OBJECTIVE - Write out the listing exactly as it is given.

Records from a collection of figures:
══════════════════════════════

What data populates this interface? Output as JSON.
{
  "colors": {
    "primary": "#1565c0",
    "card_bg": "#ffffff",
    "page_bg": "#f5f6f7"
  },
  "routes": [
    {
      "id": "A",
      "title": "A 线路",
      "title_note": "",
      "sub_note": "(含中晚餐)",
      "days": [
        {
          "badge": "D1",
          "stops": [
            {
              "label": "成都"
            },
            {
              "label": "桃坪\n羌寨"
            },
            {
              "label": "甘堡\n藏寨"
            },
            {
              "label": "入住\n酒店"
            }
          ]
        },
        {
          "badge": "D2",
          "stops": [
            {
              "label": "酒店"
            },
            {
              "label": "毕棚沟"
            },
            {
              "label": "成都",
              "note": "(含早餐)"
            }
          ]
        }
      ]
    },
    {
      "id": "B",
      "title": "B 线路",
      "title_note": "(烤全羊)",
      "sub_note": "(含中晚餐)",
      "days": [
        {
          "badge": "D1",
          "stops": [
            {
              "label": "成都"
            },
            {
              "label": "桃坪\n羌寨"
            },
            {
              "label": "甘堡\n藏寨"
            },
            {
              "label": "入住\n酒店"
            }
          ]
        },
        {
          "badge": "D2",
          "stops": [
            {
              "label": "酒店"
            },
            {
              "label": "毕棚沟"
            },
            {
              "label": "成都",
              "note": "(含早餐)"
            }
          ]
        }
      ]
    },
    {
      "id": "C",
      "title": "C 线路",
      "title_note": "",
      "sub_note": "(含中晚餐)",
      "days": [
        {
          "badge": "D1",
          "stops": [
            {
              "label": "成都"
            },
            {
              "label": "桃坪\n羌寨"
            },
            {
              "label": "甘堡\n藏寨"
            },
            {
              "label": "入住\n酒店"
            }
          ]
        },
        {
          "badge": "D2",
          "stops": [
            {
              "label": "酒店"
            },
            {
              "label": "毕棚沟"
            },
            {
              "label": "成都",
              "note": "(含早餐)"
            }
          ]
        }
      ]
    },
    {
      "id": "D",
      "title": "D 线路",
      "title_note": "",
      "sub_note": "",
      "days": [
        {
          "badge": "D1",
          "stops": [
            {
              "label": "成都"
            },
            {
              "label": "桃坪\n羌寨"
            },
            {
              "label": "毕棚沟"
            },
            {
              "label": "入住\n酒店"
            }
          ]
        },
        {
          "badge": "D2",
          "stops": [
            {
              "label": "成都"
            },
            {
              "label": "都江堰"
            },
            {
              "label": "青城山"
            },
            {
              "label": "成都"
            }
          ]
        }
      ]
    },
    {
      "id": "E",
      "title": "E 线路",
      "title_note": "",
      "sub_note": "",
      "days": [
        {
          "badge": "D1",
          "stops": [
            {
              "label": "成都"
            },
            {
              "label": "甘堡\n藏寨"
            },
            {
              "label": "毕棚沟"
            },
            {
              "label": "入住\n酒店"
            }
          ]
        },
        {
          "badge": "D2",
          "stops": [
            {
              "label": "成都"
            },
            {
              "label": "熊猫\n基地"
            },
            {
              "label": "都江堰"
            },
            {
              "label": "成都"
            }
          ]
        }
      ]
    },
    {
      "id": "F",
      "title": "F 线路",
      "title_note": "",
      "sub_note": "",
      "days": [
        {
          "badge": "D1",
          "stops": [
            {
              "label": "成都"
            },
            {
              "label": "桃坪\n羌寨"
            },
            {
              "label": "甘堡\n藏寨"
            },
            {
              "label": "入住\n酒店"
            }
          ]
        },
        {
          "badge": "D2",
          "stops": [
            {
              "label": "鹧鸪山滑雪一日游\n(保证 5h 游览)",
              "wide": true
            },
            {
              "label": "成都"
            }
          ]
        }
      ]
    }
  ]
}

══════════════════════════════

EXERCISE RESULT -
What data populates this interface? Output as JSON.
{
  "colors": {
    "primary": "#1565c0",
    "card_bg": "#ffffff",
    "page_bg": "#f5f6f7"
  },
  "routes": [
    {
      "id": "A",
      "title": "A 线路",
      "title_note": "",
      "sub_note": "(含中晚餐)",
      "days": [
        {
          "badge": "D1",
          "stops": [
            {
              "label": "成都"
            },
            {
              "label": "桃坪\n羌寨"
            },
            {
              "label": "甘堡\n藏寨"
            },
            {
              "label": "入住\n酒店"
            }
          ]
        },
        {
          "badge": "D2",
          "stops": [
            {
              "label": "酒店"
            },
            {
              "label": "毕棚沟"
            },
            {
              "label": "成都",
              "note": "(含早餐)"
            }
          ]
        }
      ]
    },
    {
      "id": "B",
      "title": "B 线路",
      "title_note": "(烤全羊)",
      "sub_note": "(含中晚餐)",
      "days": [
        {
          "badge": "D1",
          "stops": [
            {
              "label": "成都"
            },
            {
              "label": "桃坪\n羌寨"
            },
            {
              "label": "甘堡\n藏寨"
            },
            {
              "label": "入住\n酒店"
            }
          ]
        },
        {
          "badge": "D2",
          "stops": [
            {
              "label": "酒店"
            },
            {
              "label": "毕棚沟"
            },
            {
              "label": "成都",
              "note": "(含早餐)"
            }
          ]
        }
      ]
    },
    {
      "id": "C",
      "title": "C 线路",
      "title_note": "",
      "sub_note": "(含中晚餐)",
      "days": [
        {
          "badge": "D1",
          "stops": [
            {
              "label": "成都"
            },
            {
              "label": "桃坪\n羌寨"
            },
            {
              "label": "甘堡\n藏寨"
            },
            {
              "label": "入住\n酒店"
            }
          ]
        },
        {
          "badge": "D2",
          "stops": [
            {
              "label": "酒店"
            },
            {
              "label": "毕棚沟"
            },
            {
              "label": "成都",
              "note": "(含早餐)"
            }
          ]
        }
      ]
    },
    {
      "id": "D",
      "title": "D 线路",
      "title_note": "",
      "sub_note": "",
      "days": [
        {
          "badge": "D1",
          "stops": [
            {
              "label": "成都"
            },
            {
              "label": "桃坪\n羌寨"
            },
            {
              "label": "毕棚沟"
            },
            {
              "label": "入住\n酒店"
            }
          ]
        },
        {
          "badge": "D2",
          "stops": [
            {
              "label": "成都"
            },
            {
              "label": "都江堰"
            },
            {
              "label": "青城山"
            },
            {
              "label": "成都"
            }
          ]
        }
      ]
    },
    {
      "id": "E",
      "title": "E 线路",
      "title_note": "",
      "sub_note": "",
      "days": [
        {
          "badge": "D1",
          "stops": [
            {
              "label": "成都"
            },
            {
              "label": "甘堡\n藏寨"
            },
            {
              "label": "毕棚沟"
            },
            {
              "label": "入住\n酒店"
            }
          ]
        },
        {
          "badge": "D2",
          "stops": [
            {
              "label": "成都"
            },
            {
              "label": "熊猫\n基地"
            },
            {
              "label": "都江堰"
            },
            {
              "label": "成都"
            }
          ]
        }
      ]
    },
    {
      "id": "F",
      "title": "F 线路",
      "title_note": "",
      "sub_note": "",
      "days": [
        {
          "badge": "D1",
          "stops": [
            {
              "label": "成都"
            },
            {
              "label": "桃坪\n羌寨"
            },
            {
              "label": "甘堡\n藏寨"
            },
            {
              "label": "入住\n酒店"
            }
          ]
        },
        {
          "badge": "D2",
          "stops": [
            {
              "label": "鹧鸪山滑雪一日游\n(保证 5h 游览)",
              "wide": true
            },
            {
              "label": "成都"
            }
          ]
        }
      ]
    }
  ]
}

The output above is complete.